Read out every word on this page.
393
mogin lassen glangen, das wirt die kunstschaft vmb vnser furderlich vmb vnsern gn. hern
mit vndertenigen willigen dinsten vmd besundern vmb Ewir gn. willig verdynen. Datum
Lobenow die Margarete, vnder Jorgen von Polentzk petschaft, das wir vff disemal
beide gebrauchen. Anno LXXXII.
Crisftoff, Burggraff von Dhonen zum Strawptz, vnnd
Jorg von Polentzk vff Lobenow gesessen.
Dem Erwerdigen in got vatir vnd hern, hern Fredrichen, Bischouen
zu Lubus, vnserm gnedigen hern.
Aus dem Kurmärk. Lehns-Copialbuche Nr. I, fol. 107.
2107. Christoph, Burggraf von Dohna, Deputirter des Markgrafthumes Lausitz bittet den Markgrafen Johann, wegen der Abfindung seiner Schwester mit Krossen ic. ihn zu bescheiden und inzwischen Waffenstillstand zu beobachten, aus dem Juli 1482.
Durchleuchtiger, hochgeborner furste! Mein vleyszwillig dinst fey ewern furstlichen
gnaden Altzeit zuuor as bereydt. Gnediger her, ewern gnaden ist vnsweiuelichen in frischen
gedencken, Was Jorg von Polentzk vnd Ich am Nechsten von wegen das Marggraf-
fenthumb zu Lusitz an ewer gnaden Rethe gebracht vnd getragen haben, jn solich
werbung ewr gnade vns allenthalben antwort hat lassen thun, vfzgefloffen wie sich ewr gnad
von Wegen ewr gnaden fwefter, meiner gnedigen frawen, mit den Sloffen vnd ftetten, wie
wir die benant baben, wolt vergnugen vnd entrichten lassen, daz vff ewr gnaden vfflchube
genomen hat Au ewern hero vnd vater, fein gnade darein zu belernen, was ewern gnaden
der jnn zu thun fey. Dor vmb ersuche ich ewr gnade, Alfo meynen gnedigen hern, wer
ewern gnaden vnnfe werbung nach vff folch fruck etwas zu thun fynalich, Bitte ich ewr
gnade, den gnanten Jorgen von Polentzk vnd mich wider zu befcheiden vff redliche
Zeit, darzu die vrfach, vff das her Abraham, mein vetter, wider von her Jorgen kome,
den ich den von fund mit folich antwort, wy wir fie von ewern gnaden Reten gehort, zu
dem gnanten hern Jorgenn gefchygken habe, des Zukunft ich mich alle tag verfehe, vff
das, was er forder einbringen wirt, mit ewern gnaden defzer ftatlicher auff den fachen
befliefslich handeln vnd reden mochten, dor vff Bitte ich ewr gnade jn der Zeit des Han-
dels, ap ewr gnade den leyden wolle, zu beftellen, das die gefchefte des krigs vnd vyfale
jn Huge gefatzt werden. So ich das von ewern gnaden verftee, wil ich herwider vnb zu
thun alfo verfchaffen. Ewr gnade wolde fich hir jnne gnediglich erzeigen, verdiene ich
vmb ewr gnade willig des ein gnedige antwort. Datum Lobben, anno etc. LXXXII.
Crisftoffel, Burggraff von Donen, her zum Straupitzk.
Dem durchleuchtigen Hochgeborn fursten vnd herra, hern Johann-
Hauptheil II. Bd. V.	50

-----

[Required work] Check each line of the data above for the word "werbung" and state how many lines contain it, with no other text.

[Task response] 2